--- Kaynak ---

GÜNCEL
Ramazan'dan önce yeni bir başlangıca hazır mıyız?
*İslam dünyası Ramazan ayının heyecanını yaşıyor.
*Milyonlarca Müslüman Cuma gecesi ilk sahura kalkacak.
*Camiler teravih namazına gelen Müslümanlara ev sahipliği yaparken hayırseverler yüzbinlerce oruçlu ile iftar sofrasını paylaşacak.
*Peki Ramazan ayına nasıl hazırlık yapalım? "Ramazan'ın ilk günü hepimiz için yeni bir başlangıç olsun" diyen Nihat Hatipoğlu'nun kaleminden 11 ayın sultanı Ramazan…
BİN AYDAN DAHA HAYIRLI O GECE BU AYDA
Ramazan ayı, Kuran-ı Kerim'in indirilmeye başlandığı, insanlığın en son aydınlatıcısı olan İslam'ın tohumlarının atıldığı aydır. Bu ayda "bin aydan daha hayırlı" olarak nitelenen Kadir gecesi bulunur. Bu zaman dilimi manevi değeri çok yüksek bir aydır. Yüce Allah, kutsal kitabımız Kuran'dan şöyle buyurmaktadır:
"Ramazan ayı, insanlara yol gösterici, doğrunun ve doğruyu eğriden ayırmanın açık delilleri olarak Kuran'ın indirildiği aydır." (Bakara:2/185)
BEREKET VE RAHMET AYI
Bu ay o kadar bereketli ki, insan bu ayda geçmişindeki kirleri, lekeleri bir anda atıp savurma şansını yakalar. Bu ayı değerlendirin.
Peygamber Efendimiz (s.a.v.), bu aydaki büyük affın müjdesini Müslümanlara "Bir kimse, inanarak ve sevabını sadece Allah'tan bekleyerek ramazan orucunu tutarsa, geçmiş günahları bağışlanır" (Buhari, Savm, 7) diyerek vermiştir.
ORUÇ İBADETİNDE BUNLARI UNUTMAYIN
Oruç ibadeti, insanın kararlılık, azla yetinme, dayanıklılık ve sabır gibi ahlaki güzelliklere sahip olmasına, aç kaldığı anlarda yaşadığı mücadeleyle, tok zamanlarında eline geçen nimetlerin değerini bilmesine ve aynı zamanda yoksulların karnını doyurma endişesiyle yaşayanların hallerini düşünüp onlara merhamet ve şefkat duygularıyla bakmasına neden olur.
Bu özelliğiyle ramazan ayı, insanların kendi iç dünyalarını terbiye etmesi, yoksulları doyurup gözetmesi, sevap ve ödülün bir fırsat olarak yakalanması bakımından "rahmet, mağfiret, afv" ve "bereket" ayıdır...

---

**Görev koşulları:** Ramazan ayını anlatan yukarıdaki yazıyı son cümlesinden sonra devam ettirin.

--- Verilen liste ---

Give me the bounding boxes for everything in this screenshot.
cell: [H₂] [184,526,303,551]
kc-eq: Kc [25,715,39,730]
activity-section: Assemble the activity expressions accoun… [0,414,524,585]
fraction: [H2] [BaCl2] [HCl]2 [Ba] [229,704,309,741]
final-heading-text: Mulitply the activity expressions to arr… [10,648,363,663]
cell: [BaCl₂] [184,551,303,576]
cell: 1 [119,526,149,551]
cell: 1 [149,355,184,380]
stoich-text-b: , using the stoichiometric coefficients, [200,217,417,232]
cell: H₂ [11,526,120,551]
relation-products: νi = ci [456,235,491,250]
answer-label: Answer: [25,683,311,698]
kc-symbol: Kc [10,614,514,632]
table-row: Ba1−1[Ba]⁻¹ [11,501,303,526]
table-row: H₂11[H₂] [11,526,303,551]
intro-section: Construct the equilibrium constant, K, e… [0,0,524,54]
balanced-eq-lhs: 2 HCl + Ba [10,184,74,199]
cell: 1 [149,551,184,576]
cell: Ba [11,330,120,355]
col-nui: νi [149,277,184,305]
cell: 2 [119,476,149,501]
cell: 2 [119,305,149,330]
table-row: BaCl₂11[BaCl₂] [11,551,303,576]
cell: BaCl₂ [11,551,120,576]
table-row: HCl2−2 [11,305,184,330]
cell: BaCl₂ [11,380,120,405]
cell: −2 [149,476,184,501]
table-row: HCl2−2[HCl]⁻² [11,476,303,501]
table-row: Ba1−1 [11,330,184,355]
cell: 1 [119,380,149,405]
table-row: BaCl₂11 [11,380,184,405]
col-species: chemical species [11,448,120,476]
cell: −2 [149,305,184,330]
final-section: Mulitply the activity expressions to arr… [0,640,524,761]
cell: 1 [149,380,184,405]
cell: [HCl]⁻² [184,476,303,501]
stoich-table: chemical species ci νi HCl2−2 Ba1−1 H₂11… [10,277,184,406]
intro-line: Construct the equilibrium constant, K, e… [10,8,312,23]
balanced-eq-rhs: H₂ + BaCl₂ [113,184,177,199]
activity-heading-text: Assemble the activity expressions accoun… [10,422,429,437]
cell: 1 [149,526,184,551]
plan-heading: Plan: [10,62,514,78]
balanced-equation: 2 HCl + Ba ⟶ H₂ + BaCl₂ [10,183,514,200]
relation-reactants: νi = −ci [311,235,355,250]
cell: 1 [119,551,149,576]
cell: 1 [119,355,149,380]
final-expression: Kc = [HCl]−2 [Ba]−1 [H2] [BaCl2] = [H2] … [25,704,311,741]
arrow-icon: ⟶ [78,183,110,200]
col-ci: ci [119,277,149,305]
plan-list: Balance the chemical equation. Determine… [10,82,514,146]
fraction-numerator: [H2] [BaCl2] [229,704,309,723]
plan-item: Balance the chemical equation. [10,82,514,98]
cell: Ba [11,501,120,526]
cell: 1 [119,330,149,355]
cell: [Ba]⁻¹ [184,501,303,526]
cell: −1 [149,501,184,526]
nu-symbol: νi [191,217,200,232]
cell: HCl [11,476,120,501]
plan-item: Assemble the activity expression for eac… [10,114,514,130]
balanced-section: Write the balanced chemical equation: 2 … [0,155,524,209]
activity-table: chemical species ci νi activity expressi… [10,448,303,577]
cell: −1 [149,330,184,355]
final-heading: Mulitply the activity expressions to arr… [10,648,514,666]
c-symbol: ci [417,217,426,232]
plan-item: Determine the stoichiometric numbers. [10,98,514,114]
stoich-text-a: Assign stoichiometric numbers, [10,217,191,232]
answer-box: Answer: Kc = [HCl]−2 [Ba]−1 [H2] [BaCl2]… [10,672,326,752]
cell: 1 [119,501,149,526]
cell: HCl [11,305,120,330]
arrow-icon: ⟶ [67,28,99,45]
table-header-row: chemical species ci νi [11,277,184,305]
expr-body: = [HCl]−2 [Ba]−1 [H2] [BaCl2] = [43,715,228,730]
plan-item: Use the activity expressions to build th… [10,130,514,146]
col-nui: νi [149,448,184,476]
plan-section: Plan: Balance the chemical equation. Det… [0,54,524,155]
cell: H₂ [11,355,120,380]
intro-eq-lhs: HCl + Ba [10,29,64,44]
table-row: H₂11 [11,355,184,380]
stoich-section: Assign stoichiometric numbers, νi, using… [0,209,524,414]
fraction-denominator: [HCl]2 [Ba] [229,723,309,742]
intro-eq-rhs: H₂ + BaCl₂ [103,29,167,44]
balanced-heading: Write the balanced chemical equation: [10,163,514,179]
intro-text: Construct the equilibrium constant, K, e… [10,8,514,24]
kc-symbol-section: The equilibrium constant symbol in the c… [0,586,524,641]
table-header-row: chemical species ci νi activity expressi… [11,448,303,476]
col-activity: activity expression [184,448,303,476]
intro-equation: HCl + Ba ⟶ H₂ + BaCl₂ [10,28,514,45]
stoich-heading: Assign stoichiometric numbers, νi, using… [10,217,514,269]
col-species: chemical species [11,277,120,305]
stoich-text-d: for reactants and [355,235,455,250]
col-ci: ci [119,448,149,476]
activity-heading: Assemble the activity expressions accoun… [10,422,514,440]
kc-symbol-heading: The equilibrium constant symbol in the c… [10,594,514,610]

---

**Alıştırma çıktısı:**
RAMAZAN'IN İLK GÜNÜ YENİ BİR BAŞLANGIÇ
O halde ramazan ayının ilk gününü, yeni bir başlangıç olarak kabul edelim. Giderek vahşileşen, maddiyatın her şeyin önüne geçtiği, sevgi tomurcuklarının neredeyse hiç açmadığı şu günleri bir fırsat kabul edelim ve içimizde o hiç ölmeyen masum kişiliği ortaya çıkaralım. Ve hem de hiç geri göndermemecesine!...
ORUÇ İBADETİ NE ZAMAN BAŞLADI?
Aslında oruç ibadeti, insanlık tarihi var olduğundan beri yapılagelen çok eski bir ibadettir. Hemen hemen bütün dinlerde, birbirleriyle farklılık arz etse de bu ibadet şekli vardır. Bakara suresinin 183. ayeti bunu anlatır. "Ey iman edenler! Oruç sizden önce gelip geçmiş ümmetlere farz kılındığı gibi size de farz kılındı. Umulur ki korunursunuz."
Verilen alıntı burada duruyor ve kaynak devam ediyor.